— Begin —

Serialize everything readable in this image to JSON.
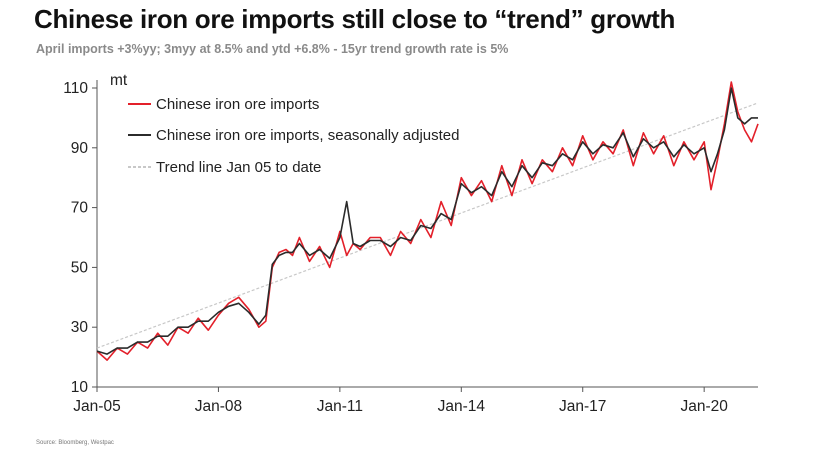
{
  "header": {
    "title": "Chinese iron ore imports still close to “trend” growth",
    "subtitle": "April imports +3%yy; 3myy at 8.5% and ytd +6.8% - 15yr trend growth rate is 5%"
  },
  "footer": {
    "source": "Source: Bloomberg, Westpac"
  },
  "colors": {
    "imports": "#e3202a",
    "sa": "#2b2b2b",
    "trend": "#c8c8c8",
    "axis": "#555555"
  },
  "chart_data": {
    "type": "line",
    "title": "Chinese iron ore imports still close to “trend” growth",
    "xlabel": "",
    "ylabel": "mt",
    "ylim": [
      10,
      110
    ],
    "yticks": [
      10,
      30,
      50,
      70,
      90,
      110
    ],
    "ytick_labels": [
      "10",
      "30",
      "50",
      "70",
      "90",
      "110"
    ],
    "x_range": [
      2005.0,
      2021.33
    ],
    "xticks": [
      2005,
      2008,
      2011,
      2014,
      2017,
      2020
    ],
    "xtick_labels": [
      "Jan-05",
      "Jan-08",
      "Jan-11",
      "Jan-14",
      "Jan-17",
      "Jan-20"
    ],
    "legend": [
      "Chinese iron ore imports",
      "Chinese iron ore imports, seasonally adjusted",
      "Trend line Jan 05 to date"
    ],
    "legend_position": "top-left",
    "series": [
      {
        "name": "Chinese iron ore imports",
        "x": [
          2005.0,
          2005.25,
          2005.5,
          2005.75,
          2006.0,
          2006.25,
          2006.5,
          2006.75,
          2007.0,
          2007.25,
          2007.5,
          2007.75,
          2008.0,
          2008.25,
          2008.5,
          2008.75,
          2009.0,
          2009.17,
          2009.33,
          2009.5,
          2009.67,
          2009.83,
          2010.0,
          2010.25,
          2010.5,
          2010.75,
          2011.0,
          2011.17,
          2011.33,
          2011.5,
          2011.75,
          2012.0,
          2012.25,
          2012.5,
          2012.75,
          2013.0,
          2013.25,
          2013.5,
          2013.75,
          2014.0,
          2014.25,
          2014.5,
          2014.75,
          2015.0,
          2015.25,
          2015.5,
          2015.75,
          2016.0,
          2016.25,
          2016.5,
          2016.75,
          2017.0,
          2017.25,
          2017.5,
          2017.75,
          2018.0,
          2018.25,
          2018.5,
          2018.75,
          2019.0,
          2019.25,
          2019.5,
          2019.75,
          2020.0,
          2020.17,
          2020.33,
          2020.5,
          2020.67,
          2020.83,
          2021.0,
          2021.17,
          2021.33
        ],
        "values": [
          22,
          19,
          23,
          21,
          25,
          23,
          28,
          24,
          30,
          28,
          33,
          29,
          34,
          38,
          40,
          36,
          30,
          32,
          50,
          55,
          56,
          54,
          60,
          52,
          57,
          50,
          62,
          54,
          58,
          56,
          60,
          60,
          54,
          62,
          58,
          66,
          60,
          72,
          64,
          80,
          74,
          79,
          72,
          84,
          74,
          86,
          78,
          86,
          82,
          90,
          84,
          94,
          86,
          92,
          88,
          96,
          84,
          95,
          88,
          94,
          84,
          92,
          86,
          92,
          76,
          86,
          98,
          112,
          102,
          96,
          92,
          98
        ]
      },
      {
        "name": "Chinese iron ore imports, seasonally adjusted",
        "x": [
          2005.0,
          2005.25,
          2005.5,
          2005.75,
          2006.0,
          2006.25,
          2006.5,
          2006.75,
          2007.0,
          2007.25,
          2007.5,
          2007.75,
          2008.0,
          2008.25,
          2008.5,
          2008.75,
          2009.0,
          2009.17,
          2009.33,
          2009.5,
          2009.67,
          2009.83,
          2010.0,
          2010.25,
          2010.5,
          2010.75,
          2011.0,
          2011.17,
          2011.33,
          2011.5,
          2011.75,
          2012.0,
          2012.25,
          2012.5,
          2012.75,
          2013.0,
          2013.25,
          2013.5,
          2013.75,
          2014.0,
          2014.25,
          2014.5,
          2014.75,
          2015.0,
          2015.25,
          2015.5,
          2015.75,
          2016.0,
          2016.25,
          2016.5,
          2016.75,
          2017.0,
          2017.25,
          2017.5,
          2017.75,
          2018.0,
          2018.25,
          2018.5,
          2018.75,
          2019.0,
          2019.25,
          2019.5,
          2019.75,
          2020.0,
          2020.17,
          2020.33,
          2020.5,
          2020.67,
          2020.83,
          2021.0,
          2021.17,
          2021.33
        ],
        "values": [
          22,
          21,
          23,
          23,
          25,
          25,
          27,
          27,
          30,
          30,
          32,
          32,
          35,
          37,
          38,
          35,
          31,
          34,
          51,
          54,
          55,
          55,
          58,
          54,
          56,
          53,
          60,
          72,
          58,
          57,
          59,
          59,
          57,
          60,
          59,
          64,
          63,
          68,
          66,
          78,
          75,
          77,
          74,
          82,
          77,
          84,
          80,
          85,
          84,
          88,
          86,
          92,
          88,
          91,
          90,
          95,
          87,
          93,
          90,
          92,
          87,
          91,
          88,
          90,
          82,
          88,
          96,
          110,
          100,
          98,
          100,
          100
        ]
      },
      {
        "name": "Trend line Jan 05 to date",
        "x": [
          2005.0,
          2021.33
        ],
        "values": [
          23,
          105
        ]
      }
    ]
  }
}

— End —
— Begin —

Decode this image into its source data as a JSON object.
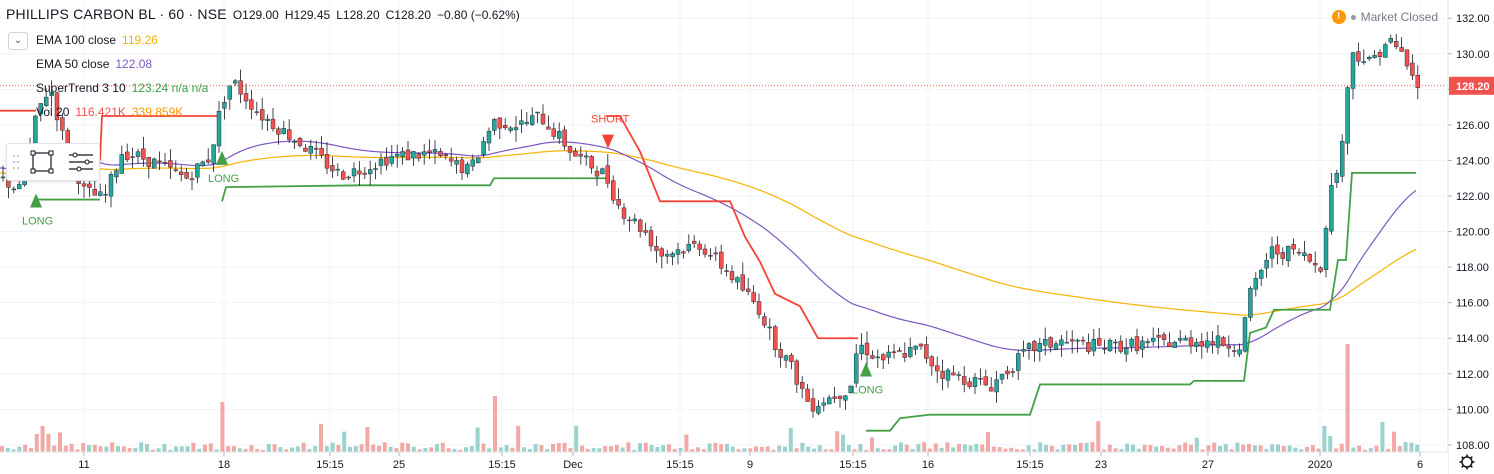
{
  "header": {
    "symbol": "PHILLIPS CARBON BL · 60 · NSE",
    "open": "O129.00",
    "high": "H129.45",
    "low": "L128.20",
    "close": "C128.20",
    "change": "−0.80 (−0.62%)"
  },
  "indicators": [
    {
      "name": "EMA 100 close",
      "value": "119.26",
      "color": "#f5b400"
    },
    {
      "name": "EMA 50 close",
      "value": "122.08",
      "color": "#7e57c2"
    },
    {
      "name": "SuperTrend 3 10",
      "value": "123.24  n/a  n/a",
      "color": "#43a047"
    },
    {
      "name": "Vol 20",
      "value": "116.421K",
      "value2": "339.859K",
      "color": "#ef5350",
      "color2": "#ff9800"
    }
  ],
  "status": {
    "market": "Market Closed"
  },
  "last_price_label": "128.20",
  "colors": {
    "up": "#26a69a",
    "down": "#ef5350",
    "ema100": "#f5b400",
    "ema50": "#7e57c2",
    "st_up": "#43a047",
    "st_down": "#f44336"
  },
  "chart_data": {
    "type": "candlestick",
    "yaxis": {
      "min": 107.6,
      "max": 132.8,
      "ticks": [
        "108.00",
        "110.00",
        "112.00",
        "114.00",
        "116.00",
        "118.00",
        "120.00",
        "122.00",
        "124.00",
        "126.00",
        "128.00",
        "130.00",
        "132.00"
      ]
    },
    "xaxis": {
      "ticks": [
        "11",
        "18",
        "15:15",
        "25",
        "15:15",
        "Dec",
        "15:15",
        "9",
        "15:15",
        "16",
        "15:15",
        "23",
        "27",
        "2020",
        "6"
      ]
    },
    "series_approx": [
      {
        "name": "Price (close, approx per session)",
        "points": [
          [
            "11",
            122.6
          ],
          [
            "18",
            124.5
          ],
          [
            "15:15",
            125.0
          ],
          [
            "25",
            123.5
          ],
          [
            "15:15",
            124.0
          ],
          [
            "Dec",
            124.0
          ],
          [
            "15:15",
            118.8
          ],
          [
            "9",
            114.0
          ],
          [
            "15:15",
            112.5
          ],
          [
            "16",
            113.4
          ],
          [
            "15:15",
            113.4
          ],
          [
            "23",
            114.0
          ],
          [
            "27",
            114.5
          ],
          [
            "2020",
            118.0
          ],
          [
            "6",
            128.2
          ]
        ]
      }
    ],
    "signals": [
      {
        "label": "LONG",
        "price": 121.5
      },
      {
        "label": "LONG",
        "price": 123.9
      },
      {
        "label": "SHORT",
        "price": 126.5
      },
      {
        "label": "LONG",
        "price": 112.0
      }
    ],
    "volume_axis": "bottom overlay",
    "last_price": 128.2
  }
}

— End —

◆ Objective:
Pull out each line containing the word "date" and copy it.

◆ Exercise result:
      "Trend line Jan 05 to date"
        "name": "Trend line Jan 05 to date",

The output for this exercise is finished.